▶ [Goal]
Answer with a number only: how many lines of the data contain "PowerShell"?
** begin Material provided **
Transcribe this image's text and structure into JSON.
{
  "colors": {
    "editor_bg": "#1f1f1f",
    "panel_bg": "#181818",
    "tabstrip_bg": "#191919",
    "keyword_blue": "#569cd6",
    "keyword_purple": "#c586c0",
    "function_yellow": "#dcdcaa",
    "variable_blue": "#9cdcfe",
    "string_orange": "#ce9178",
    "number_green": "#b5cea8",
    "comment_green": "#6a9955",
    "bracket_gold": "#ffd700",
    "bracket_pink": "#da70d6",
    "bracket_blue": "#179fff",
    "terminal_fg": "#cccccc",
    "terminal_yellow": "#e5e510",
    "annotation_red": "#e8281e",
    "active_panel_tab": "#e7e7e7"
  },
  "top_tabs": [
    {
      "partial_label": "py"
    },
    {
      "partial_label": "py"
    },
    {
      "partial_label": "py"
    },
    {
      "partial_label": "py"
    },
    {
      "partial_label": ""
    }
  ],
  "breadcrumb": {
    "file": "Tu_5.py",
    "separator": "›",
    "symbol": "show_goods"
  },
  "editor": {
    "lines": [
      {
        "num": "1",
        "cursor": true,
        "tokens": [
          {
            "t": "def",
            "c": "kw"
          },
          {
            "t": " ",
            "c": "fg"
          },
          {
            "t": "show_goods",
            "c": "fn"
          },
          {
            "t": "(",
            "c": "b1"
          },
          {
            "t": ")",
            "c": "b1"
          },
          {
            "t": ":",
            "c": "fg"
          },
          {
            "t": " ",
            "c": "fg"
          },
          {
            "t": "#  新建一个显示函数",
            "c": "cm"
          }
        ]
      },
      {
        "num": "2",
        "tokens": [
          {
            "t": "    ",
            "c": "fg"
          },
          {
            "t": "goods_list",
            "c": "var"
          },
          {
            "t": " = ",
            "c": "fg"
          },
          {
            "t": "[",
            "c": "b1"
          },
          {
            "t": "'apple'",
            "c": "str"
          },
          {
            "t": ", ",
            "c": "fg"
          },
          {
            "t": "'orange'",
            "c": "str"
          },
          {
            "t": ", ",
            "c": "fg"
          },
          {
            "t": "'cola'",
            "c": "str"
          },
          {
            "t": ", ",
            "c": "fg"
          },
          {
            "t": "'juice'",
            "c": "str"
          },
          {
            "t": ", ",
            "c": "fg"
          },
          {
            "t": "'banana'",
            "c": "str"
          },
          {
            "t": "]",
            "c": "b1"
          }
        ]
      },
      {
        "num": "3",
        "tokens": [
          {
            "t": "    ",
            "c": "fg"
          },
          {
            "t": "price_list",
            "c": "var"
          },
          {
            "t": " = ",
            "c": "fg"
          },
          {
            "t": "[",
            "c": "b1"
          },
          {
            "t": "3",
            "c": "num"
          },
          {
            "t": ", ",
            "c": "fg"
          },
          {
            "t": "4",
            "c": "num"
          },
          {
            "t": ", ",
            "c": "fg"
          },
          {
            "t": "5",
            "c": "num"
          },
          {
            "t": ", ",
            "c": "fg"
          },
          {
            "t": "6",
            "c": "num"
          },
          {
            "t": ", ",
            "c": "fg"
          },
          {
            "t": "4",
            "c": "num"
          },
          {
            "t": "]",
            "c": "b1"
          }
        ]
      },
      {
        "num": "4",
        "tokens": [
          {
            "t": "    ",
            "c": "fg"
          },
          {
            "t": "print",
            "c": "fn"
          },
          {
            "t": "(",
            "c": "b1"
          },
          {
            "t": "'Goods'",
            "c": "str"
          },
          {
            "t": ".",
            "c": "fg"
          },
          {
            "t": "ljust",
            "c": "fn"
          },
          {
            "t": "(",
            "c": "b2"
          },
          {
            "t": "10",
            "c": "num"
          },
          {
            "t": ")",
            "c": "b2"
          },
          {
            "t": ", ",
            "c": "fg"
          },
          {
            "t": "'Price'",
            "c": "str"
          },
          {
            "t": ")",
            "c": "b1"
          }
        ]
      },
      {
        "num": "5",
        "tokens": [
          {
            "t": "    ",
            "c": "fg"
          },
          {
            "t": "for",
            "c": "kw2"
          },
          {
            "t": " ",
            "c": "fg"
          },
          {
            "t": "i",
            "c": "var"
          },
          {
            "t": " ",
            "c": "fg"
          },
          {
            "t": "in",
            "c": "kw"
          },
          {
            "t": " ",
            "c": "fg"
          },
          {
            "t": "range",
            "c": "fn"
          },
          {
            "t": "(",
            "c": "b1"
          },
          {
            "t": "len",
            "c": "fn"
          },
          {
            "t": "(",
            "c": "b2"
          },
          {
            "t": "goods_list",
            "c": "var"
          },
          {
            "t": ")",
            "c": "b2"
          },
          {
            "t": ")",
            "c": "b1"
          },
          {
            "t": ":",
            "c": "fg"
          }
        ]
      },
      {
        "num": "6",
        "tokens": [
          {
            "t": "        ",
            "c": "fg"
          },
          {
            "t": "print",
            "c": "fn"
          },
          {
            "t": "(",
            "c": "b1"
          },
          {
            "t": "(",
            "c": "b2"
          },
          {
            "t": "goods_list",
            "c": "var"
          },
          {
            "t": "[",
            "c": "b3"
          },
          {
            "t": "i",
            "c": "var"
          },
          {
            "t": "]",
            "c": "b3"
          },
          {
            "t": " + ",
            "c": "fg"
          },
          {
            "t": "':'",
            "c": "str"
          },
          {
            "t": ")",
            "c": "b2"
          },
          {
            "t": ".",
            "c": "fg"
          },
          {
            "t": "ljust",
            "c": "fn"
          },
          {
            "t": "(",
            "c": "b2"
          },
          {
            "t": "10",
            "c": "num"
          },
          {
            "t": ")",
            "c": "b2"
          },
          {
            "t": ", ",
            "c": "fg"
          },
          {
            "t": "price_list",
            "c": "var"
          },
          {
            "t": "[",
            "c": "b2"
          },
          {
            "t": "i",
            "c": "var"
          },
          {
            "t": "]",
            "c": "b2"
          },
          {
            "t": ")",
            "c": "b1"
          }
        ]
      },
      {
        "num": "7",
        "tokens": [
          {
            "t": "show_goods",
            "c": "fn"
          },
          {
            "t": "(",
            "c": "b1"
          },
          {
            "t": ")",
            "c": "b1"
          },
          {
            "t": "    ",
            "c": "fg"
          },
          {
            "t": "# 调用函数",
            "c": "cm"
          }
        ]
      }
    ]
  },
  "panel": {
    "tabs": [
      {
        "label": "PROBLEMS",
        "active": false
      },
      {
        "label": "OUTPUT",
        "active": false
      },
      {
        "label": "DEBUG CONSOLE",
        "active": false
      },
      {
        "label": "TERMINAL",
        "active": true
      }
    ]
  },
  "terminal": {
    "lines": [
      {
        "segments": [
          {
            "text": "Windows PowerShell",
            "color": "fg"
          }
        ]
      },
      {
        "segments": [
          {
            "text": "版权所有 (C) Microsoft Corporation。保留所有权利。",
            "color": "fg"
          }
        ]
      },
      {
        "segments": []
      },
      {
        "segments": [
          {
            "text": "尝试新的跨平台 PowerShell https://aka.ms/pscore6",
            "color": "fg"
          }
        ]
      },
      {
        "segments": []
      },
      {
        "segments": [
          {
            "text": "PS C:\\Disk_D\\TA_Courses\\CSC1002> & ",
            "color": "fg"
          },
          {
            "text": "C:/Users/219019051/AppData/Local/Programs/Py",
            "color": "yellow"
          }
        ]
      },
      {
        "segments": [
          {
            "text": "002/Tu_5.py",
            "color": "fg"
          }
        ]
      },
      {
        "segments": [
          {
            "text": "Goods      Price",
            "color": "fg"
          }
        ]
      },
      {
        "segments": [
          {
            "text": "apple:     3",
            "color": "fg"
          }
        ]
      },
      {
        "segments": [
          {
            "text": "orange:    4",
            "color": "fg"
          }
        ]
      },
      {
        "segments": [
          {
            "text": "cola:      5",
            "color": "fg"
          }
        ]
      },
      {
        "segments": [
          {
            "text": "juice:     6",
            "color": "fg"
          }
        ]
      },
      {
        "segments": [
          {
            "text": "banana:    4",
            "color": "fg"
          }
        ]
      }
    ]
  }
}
** end Material provided **
▶ [Written response]
2